Figure collection entries:
□ □ □ □ □
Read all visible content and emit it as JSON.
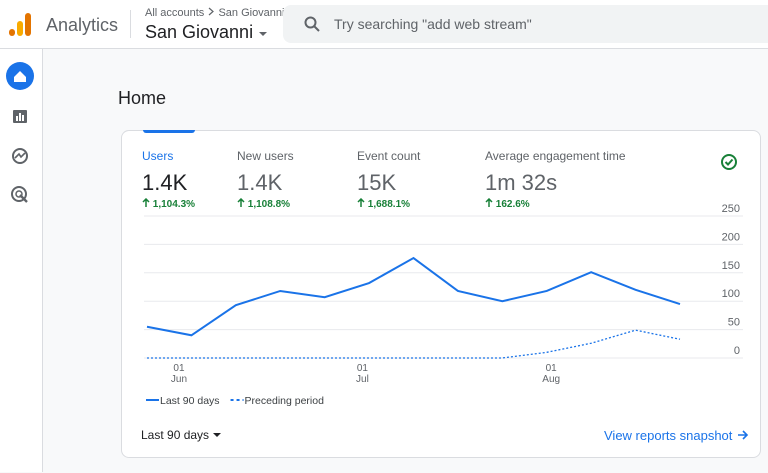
{
  "header": {
    "product": "Analytics",
    "breadcrumb": "All accounts",
    "breadcrumb_current": "San Giovanni",
    "property": "San Giovanni",
    "search_placeholder": "Try searching \"add web stream\""
  },
  "page_title": "Home",
  "metrics": [
    {
      "label": "Users",
      "value": "1.4K",
      "change": "1,104.3%"
    },
    {
      "label": "New users",
      "value": "1.4K",
      "change": "1,108.8%"
    },
    {
      "label": "Event count",
      "value": "15K",
      "change": "1,688.1%"
    },
    {
      "label": "Average engagement time",
      "value": "1m 32s",
      "change": "162.6%"
    }
  ],
  "chart_data": {
    "type": "line",
    "categories": [
      null,
      null,
      null,
      null,
      null,
      null,
      null,
      null,
      null,
      null,
      null,
      null,
      null
    ],
    "x_labels": [
      {
        "day": "01",
        "month": "Jun"
      },
      {
        "day": "01",
        "month": "Jul"
      },
      {
        "day": "01",
        "month": "Aug"
      }
    ],
    "series": [
      {
        "name": "Last 90 days",
        "color": "#1a73e8",
        "values": [
          55,
          40,
          93,
          118,
          107,
          132,
          176,
          118,
          100,
          118,
          151,
          120,
          95
        ]
      },
      {
        "name": "Preceding period",
        "color": "#1a73e8",
        "dashed": true,
        "values": [
          0,
          0,
          0,
          0,
          0,
          0,
          0,
          0,
          0,
          10,
          26,
          49,
          33
        ]
      }
    ],
    "ylim": [
      0,
      250
    ],
    "yticks": [
      0,
      50,
      100,
      150,
      200,
      250
    ],
    "grid": true
  },
  "date_range": "Last 90 days",
  "link": "View reports snapshot"
}
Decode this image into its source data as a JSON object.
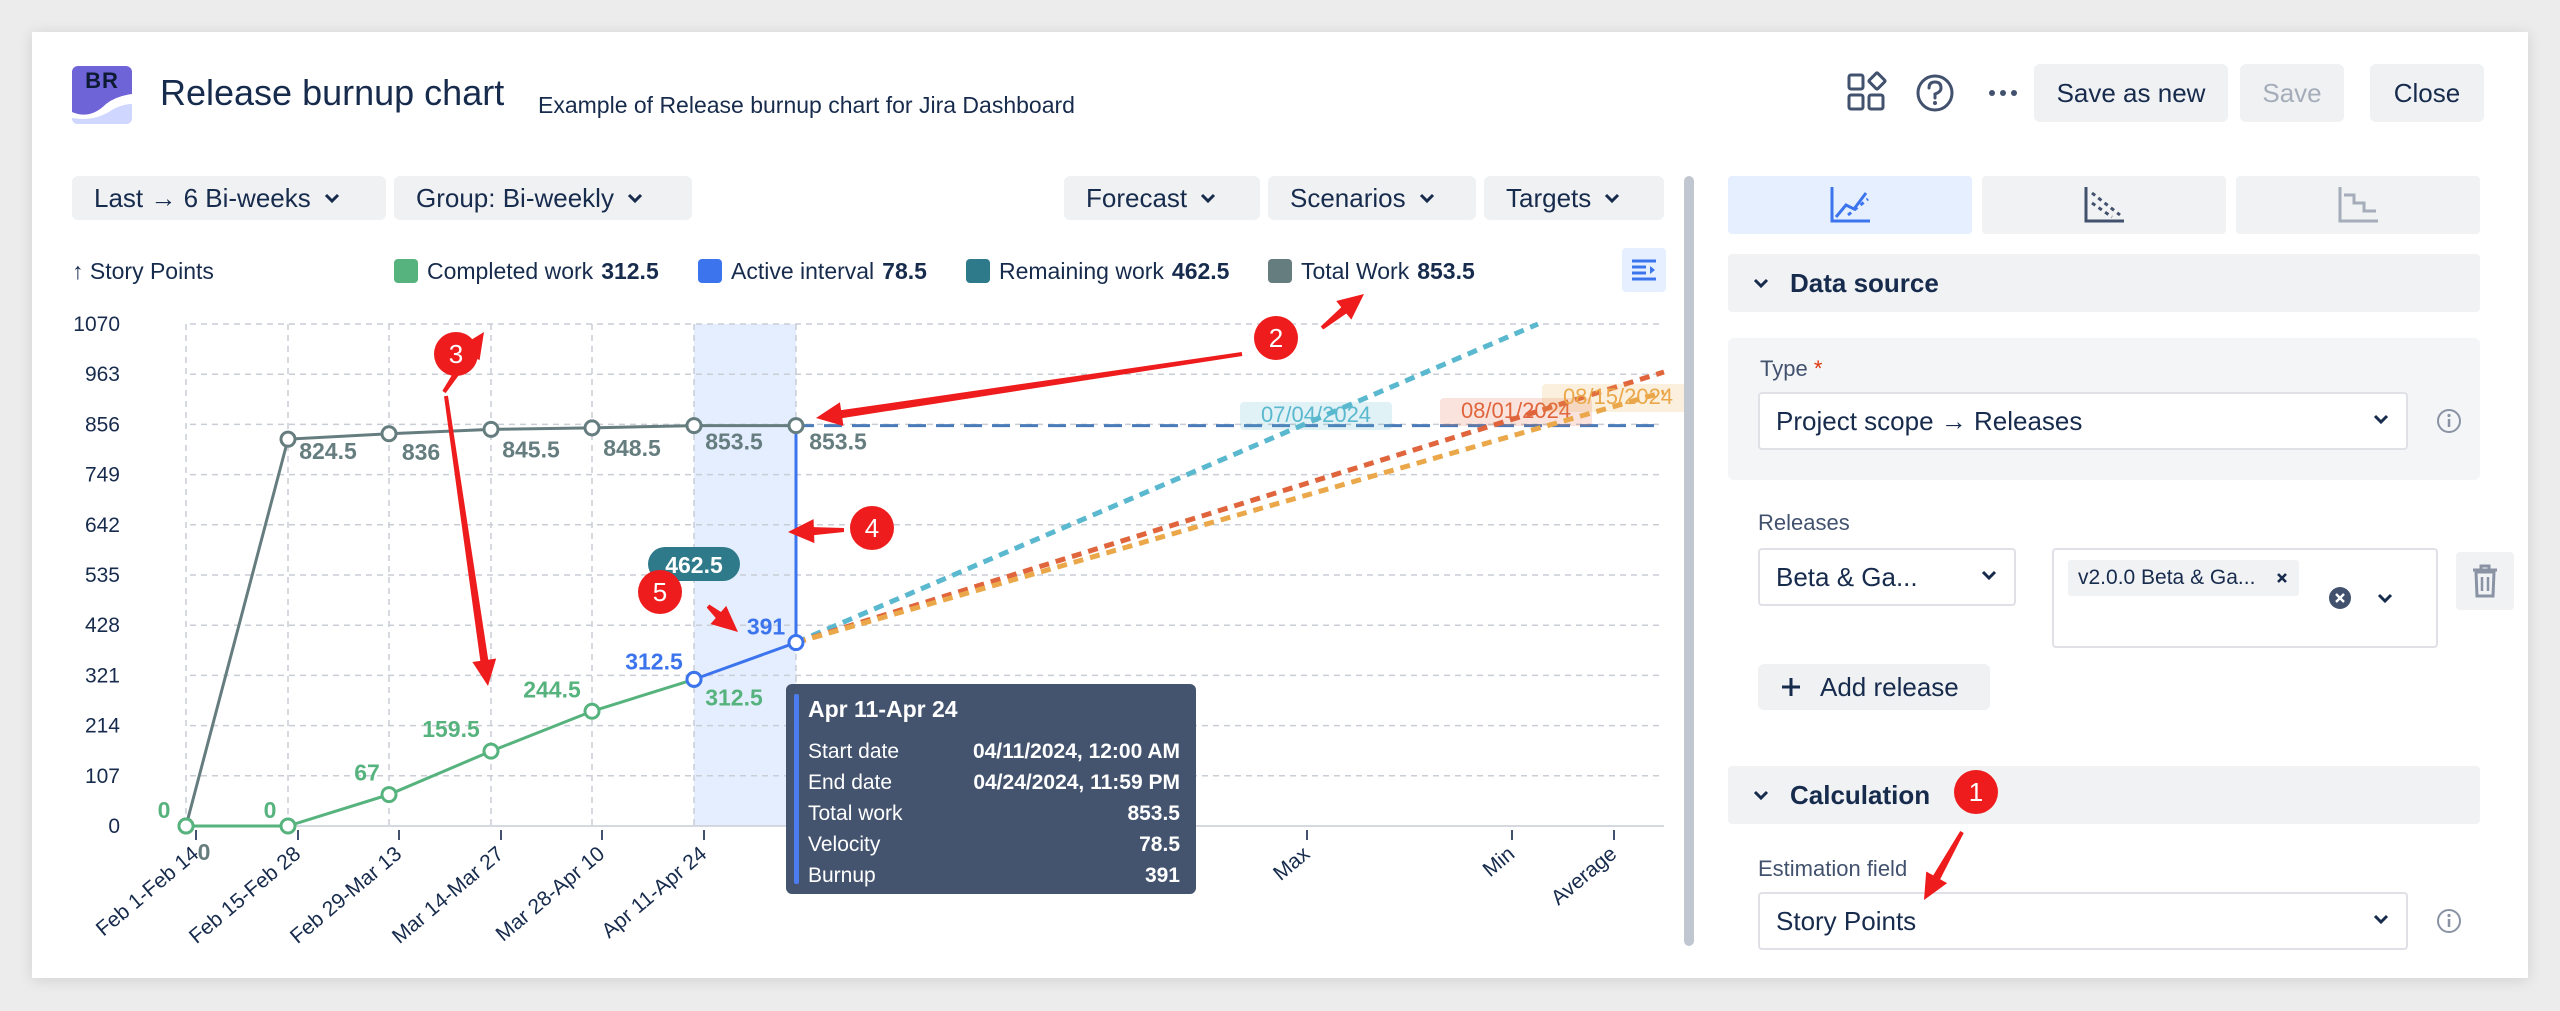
{
  "header": {
    "logo_text": "BR",
    "title": "Release burnup chart",
    "subtitle": "Example of Release burnup chart for Jira Dashboard",
    "save_as_new_label": "Save as new",
    "save_label": "Save",
    "close_label": "Close"
  },
  "toolbar": {
    "range_label": "Last → 6 Bi-weeks",
    "group_label": "Group: Bi-weekly",
    "forecast_label": "Forecast",
    "scenarios_label": "Scenarios",
    "targets_label": "Targets"
  },
  "chart_data": {
    "type": "line",
    "ylabel": "↑ Story Points",
    "y_ticks": [
      0,
      107,
      214,
      321,
      428,
      535,
      642,
      749,
      856,
      963,
      1070
    ],
    "ylim": [
      0,
      1070
    ],
    "x_ticks": [
      "Feb 1-Feb 14",
      "Feb 15-Feb 28",
      "Feb 29-Mar 13",
      "Mar 14-Mar 27",
      "Mar 28-Apr 10",
      "Apr 11-Apr 24"
    ],
    "x_extra_ticks": [
      "Max",
      "Min",
      "Average"
    ],
    "grid": true,
    "legend": [
      {
        "name": "Completed work",
        "value": "312.5",
        "color": "#57b37e"
      },
      {
        "name": "Active interval",
        "value": "78.5",
        "color": "#3c74ee"
      },
      {
        "name": "Remaining work",
        "value": "462.5",
        "color": "#2f7a8a"
      },
      {
        "name": "Total Work",
        "value": "853.5",
        "color": "#667d7f"
      }
    ],
    "series": [
      {
        "name": "Total Work",
        "values": [
          0,
          824.5,
          836,
          845.5,
          848.5,
          853.5,
          853.5
        ],
        "labels": [
          "0",
          "824.5",
          "836",
          "845.5",
          "848.5",
          "853.5",
          "853.5"
        ],
        "color": "#667d7f"
      },
      {
        "name": "Completed work",
        "values": [
          0,
          0,
          67,
          159.5,
          244.5,
          312.5
        ],
        "labels": [
          "0",
          "0",
          "67",
          "159.5",
          "244.5",
          "312.5"
        ],
        "color": "#57b37e"
      },
      {
        "name": "Active interval",
        "values": [
          312.5,
          391
        ],
        "labels": [
          "312.5",
          "391"
        ],
        "color": "#3c74ee"
      }
    ],
    "remaining_badge": "462.5",
    "forecast_dates": [
      {
        "label": "07/04/2024",
        "color": "#5ab8cf"
      },
      {
        "label": "08/01/2024",
        "color": "#e0653c"
      },
      {
        "label": "08/15/2024",
        "color": "#eba84a"
      }
    ],
    "total_scope_line": {
      "value": 853.5,
      "color": "#4a7ab8"
    }
  },
  "annotations": [
    "1",
    "2",
    "3",
    "4",
    "5"
  ],
  "tooltip": {
    "title": "Apr 11-Apr 24",
    "rows": [
      {
        "key": "Start date",
        "value": "04/11/2024, 12:00 AM"
      },
      {
        "key": "End date",
        "value": "04/24/2024, 11:59 PM"
      },
      {
        "key": "Total work",
        "value": "853.5"
      },
      {
        "key": "Velocity",
        "value": "78.5"
      },
      {
        "key": "Burnup",
        "value": "391"
      }
    ]
  },
  "sidebar": {
    "data_source_label": "Data source",
    "type_label": "Type",
    "required_mark": "*",
    "type_value": "Project scope → Releases",
    "releases_label": "Releases",
    "release_group_value": "Beta & Ga...",
    "release_tag": "v2.0.0 Beta & Ga...",
    "add_release_label": "Add release",
    "calculation_label": "Calculation",
    "estimation_label": "Estimation field",
    "estimation_value": "Story Points"
  }
}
□ □ □ □ □
THE TASK - Reproduce the full listing above verbatim, with no pictures included.

SOLUTION -
Read all visible content and emit it as JSON.
{
  "header": {
    "product": "Analytics",
    "breadcrumb": "All accounts",
    "breadcrumb_current": "San Giovanni",
    "property": "San Giovanni",
    "search_placeholder": "Try searching \"add web stream\""
  },
  "page_title": "Home",
  "metrics": [
    {
      "label": "Users",
      "value": "1.4K",
      "change": "1,104.3%"
    },
    {
      "label": "New users",
      "value": "1.4K",
      "change": "1,108.8%"
    },
    {
      "label": "Event count",
      "value": "15K",
      "change": "1,688.1%"
    },
    {
      "label": "Average engagement time",
      "value": "1m 32s",
      "change": "162.6%"
    }
  ],
  "chart_data": {
    "type": "line",
    "categories": [
      null,
      null,
      null,
      null,
      null,
      null,
      null,
      null,
      null,
      null,
      null,
      null,
      null
    ],
    "x_labels": [
      {
        "day": "01",
        "month": "Jun"
      },
      {
        "day": "01",
        "month": "Jul"
      },
      {
        "day": "01",
        "month": "Aug"
      }
    ],
    "series": [
      {
        "name": "Last 90 days",
        "color": "#1a73e8",
        "values": [
          55,
          40,
          93,
          118,
          107,
          132,
          176,
          118,
          100,
          118,
          151,
          120,
          95
        ]
      },
      {
        "name": "Preceding period",
        "color": "#1a73e8",
        "dashed": true,
        "values": [
          0,
          0,
          0,
          0,
          0,
          0,
          0,
          0,
          0,
          10,
          26,
          49,
          33
        ]
      }
    ],
    "ylim": [
      0,
      250
    ],
    "yticks": [
      0,
      50,
      100,
      150,
      200,
      250
    ],
    "grid": true
  },
  "date_range": "Last 90 days",
  "link": "View reports snapshot"
}
Decode this image into its source data as a JSON object.
{
  "header": {
    "logo_text": "BR",
    "title": "Release burnup chart",
    "subtitle": "Example of Release burnup chart for Jira Dashboard",
    "save_as_new_label": "Save as new",
    "save_label": "Save",
    "close_label": "Close"
  },
  "toolbar": {
    "range_label": "Last → 6 Bi-weeks",
    "group_label": "Group: Bi-weekly",
    "forecast_label": "Forecast",
    "scenarios_label": "Scenarios",
    "targets_label": "Targets"
  },
  "chart_data": {
    "type": "line",
    "ylabel": "↑ Story Points",
    "y_ticks": [
      0,
      107,
      214,
      321,
      428,
      535,
      642,
      749,
      856,
      963,
      1070
    ],
    "ylim": [
      0,
      1070
    ],
    "x_ticks": [
      "Feb 1-Feb 14",
      "Feb 15-Feb 28",
      "Feb 29-Mar 13",
      "Mar 14-Mar 27",
      "Mar 28-Apr 10",
      "Apr 11-Apr 24"
    ],
    "x_extra_ticks": [
      "Max",
      "Min",
      "Average"
    ],
    "grid": true,
    "legend": [
      {
        "name": "Completed work",
        "value": "312.5",
        "color": "#57b37e"
      },
      {
        "name": "Active interval",
        "value": "78.5",
        "color": "#3c74ee"
      },
      {
        "name": "Remaining work",
        "value": "462.5",
        "color": "#2f7a8a"
      },
      {
        "name": "Total Work",
        "value": "853.5",
        "color": "#667d7f"
      }
    ],
    "series": [
      {
        "name": "Total Work",
        "values": [
          0,
          824.5,
          836,
          845.5,
          848.5,
          853.5,
          853.5
        ],
        "labels": [
          "0",
          "824.5",
          "836",
          "845.5",
          "848.5",
          "853.5",
          "853.5"
        ],
        "color": "#667d7f"
      },
      {
        "name": "Completed work",
        "values": [
          0,
          0,
          67,
          159.5,
          244.5,
          312.5
        ],
        "labels": [
          "0",
          "0",
          "67",
          "159.5",
          "244.5",
          "312.5"
        ],
        "color": "#57b37e"
      },
      {
        "name": "Active interval",
        "values": [
          312.5,
          391
        ],
        "labels": [
          "312.5",
          "391"
        ],
        "color": "#3c74ee"
      }
    ],
    "remaining_badge": "462.5",
    "forecast_dates": [
      {
        "label": "07/04/2024",
        "color": "#5ab8cf"
      },
      {
        "label": "08/01/2024",
        "color": "#e0653c"
      },
      {
        "label": "08/15/2024",
        "color": "#eba84a"
      }
    ],
    "total_scope_line": {
      "value": 853.5,
      "color": "#4a7ab8"
    }
  },
  "annotations": [
    "1",
    "2",
    "3",
    "4",
    "5"
  ],
  "tooltip": {
    "title": "Apr 11-Apr 24",
    "rows": [
      {
        "key": "Start date",
        "value": "04/11/2024, 12:00 AM"
      },
      {
        "key": "End date",
        "value": "04/24/2024, 11:59 PM"
      },
      {
        "key": "Total work",
        "value": "853.5"
      },
      {
        "key": "Velocity",
        "value": "78.5"
      },
      {
        "key": "Burnup",
        "value": "391"
      }
    ]
  },
  "sidebar": {
    "data_source_label": "Data source",
    "type_label": "Type",
    "required_mark": "*",
    "type_value": "Project scope → Releases",
    "releases_label": "Releases",
    "release_group_value": "Beta & Ga...",
    "release_tag": "v2.0.0 Beta & Ga...",
    "add_release_label": "Add release",
    "calculation_label": "Calculation",
    "estimation_label": "Estimation field",
    "estimation_value": "Story Points"
  }
}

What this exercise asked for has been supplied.